• **WORK TO DO**
Can you write out the whole listing exactly?
## Start MATERIAL TO PROCESS
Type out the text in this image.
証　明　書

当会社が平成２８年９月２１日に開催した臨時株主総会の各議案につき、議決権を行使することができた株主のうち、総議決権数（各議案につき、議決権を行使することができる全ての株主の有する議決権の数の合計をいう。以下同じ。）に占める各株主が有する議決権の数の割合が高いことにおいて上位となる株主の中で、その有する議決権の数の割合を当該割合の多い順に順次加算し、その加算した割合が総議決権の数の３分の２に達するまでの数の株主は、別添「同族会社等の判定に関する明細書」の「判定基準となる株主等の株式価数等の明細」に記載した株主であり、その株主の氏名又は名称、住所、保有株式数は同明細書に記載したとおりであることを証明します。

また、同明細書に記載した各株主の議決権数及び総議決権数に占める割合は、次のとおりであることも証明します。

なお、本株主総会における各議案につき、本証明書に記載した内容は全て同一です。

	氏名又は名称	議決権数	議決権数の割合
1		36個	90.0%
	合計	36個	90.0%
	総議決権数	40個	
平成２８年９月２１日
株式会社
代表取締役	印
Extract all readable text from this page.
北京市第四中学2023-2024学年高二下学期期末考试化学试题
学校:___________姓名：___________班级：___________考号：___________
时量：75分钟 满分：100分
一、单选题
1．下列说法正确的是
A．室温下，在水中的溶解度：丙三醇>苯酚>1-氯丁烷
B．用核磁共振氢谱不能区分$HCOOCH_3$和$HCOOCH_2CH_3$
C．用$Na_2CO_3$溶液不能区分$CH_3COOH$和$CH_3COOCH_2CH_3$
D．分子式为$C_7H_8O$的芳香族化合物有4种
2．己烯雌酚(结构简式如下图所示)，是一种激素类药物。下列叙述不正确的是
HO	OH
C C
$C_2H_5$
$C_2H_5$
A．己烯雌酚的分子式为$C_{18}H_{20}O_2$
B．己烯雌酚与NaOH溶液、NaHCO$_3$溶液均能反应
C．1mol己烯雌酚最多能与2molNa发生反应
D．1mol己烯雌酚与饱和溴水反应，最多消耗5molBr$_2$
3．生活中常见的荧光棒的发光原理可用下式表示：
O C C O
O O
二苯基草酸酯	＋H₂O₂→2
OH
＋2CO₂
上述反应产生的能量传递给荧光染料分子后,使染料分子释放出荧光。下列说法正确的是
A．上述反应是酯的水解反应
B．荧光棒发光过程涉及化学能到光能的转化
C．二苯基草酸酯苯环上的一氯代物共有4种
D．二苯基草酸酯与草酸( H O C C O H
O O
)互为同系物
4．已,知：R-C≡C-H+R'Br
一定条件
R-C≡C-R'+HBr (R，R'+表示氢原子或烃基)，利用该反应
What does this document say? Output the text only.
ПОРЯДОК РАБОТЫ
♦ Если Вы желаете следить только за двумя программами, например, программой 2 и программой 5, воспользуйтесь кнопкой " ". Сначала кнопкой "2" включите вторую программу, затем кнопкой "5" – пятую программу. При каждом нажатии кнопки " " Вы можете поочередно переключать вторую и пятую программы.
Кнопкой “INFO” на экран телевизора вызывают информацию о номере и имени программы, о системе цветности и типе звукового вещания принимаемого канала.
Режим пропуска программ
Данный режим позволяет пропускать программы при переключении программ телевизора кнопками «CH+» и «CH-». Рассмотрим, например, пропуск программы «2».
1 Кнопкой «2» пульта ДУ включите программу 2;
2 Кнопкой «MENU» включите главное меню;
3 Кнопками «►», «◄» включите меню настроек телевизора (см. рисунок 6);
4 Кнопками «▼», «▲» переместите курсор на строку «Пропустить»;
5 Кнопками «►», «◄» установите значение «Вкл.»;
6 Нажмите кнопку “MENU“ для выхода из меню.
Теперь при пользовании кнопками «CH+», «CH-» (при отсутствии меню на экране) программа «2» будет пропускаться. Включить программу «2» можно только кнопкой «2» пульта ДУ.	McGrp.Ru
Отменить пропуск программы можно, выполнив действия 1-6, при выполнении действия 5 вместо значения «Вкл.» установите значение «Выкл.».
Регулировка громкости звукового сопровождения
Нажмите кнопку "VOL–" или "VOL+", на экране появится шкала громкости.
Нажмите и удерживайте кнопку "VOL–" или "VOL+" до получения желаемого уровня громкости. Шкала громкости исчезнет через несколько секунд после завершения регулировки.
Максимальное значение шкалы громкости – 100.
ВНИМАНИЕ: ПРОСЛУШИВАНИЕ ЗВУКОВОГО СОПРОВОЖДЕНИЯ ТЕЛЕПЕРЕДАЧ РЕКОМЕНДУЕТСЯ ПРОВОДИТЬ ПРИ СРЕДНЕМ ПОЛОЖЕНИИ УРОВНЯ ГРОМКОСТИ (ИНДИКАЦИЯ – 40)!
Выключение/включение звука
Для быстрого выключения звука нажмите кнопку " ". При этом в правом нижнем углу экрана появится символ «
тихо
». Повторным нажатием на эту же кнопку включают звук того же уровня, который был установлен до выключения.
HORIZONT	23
## End MATERIAL TO PROCESS
• **TASK SOLUTION**
Type out the text in this image.
証　明　書

当会社が平成２８年９月２１日に開催した臨時株主総会の各議案につき、議決権を行使することができた株主のうち、総議決権数（各議案につき、議決権を行使することができる全ての株主の有する議決権の数の合計をいう。以下同じ。）に占める各株主が有する議決権の数の割合が高いことにおいて上位となる株主の中で、その有する議決権の数の割合を当該割合の多い順に順次加算し、その加算した割合が総議決権の数の３分の２に達するまでの数の株主は、別添「同族会社等の判定に関する明細書」の「判定基準となる株主等の株式価数等の明細」に記載した株主であり、その株主の氏名又は名称、住所、保有株式数は同明細書に記載したとおりであることを証明します。

また、同明細書に記載した各株主の議決権数及び総議決権数に占める割合は、次のとおりであることも証明します。

なお、本株主総会における各議案につき、本証明書に記載した内容は全て同一です。

	氏名又は名称	議決権数	議決権数の割合
1		36個	90.0%
	合計	36個	90.0%
	総議決権数	40個	
平成２８年９月２１日
株式会社
代表取締役	印
Extract all readable text from this page.
北京市第四中学2023-2024学年高二下学期期末考试化学试题
学校:___________姓名：___________班级：___________考号：___________
时量：75分钟 满分：100分
一、单选题
1．下列说法正确的是
A．室温下，在水中的溶解度：丙三醇>苯酚>1-氯丁烷
B．用核磁共振氢谱不能区分$HCOOCH_3$和$HCOOCH_2CH_3$
C．用$Na_2CO_3$溶液不能区分$CH_3COOH$和$CH_3COOCH_2CH_3$
D．分子式为$C_7H_8O$的芳香族化合物有4种
2．己烯雌酚(结构简式如下图所示)，是一种激素类药物。下列叙述不正确的是
HO	OH
C C
$C_2H_5$
$C_2H_5$
A．己烯雌酚的分子式为$C_{18}H_{20}O_2$
B．己烯雌酚与NaOH溶液、NaHCO$_3$溶液均能反应
C．1mol己烯雌酚最多能与2molNa发生反应
D．1mol己烯雌酚与饱和溴水反应，最多消耗5molBr$_2$
3．生活中常见的荧光棒的发光原理可用下式表示：
O C C O
O O
二苯基草酸酯	＋H₂O₂→2
OH
＋2CO₂
上述反应产生的能量传递给荧光染料分子后,使染料分子释放出荧光。下列说法正确的是
A．上述反应是酯的水解反应
B．荧光棒发光过程涉及化学能到光能的转化
C．二苯基草酸酯苯环上的一氯代物共有4种
D．二苯基草酸酯与草酸( H O C C O H
O O
)互为同系物
4．已,知：R-C≡C-H+R'Br
一定条件
R-C≡C-R'+HBr (R，R'+表示氢原子或烃基)，利用该反应
What does this document say? Output the text only.
ПОРЯДОК РАБОТЫ
♦ Если Вы желаете следить только за двумя программами, например, программой 2 и программой 5, воспользуйтесь кнопкой " ". Сначала кнопкой "2" включите вторую программу, затем кнопкой "5" – пятую программу. При каждом нажатии кнопки " " Вы можете поочередно переключать вторую и пятую программы.
Кнопкой “INFO” на экран телевизора вызывают информацию о номере и имени программы, о системе цветности и типе звукового вещания принимаемого канала.
Режим пропуска программ
Данный режим позволяет пропускать программы при переключении программ телевизора кнопками «CH+» и «CH-». Рассмотрим, например, пропуск программы «2».
1 Кнопкой «2» пульта ДУ включите программу 2;
2 Кнопкой «MENU» включите главное меню;
3 Кнопками «►», «◄» включите меню настроек телевизора (см. рисунок 6);
4 Кнопками «▼», «▲» переместите курсор на строку «Пропустить»;
5 Кнопками «►», «◄» установите значение «Вкл.»;
6 Нажмите кнопку “MENU“ для выхода из меню.
Теперь при пользовании кнопками «CH+», «CH-» (при отсутствии меню на экране) программа «2» будет пропускаться. Включить программу «2» можно только кнопкой «2» пульта ДУ.	McGrp.Ru
Отменить пропуск программы можно, выполнив действия 1-6, при выполнении действия 5 вместо значения «Вкл.» установите значение «Выкл.».
Регулировка громкости звукового сопровождения
Нажмите кнопку "VOL–" или "VOL+", на экране появится шкала громкости.
Нажмите и удерживайте кнопку "VOL–" или "VOL+" до получения желаемого уровня громкости. Шкала громкости исчезнет через несколько секунд после завершения регулировки.
Максимальное значение шкалы громкости – 100.
ВНИМАНИЕ: ПРОСЛУШИВАНИЕ ЗВУКОВОГО СОПРОВОЖДЕНИЯ ТЕЛЕПЕРЕДАЧ РЕКОМЕНДУЕТСЯ ПРОВОДИТЬ ПРИ СРЕДНЕМ ПОЛОЖЕНИИ УРОВНЯ ГРОМКОСТИ (ИНДИКАЦИЯ – 40)!
Выключение/включение звука
Для быстрого выключения звука нажмите кнопку " ". При этом в правом нижнем углу экрана появится символ «
тихо
». Повторным нажатием на эту же кнопку включают звук того же уровня, который был установлен до выключения.
HORIZONT	23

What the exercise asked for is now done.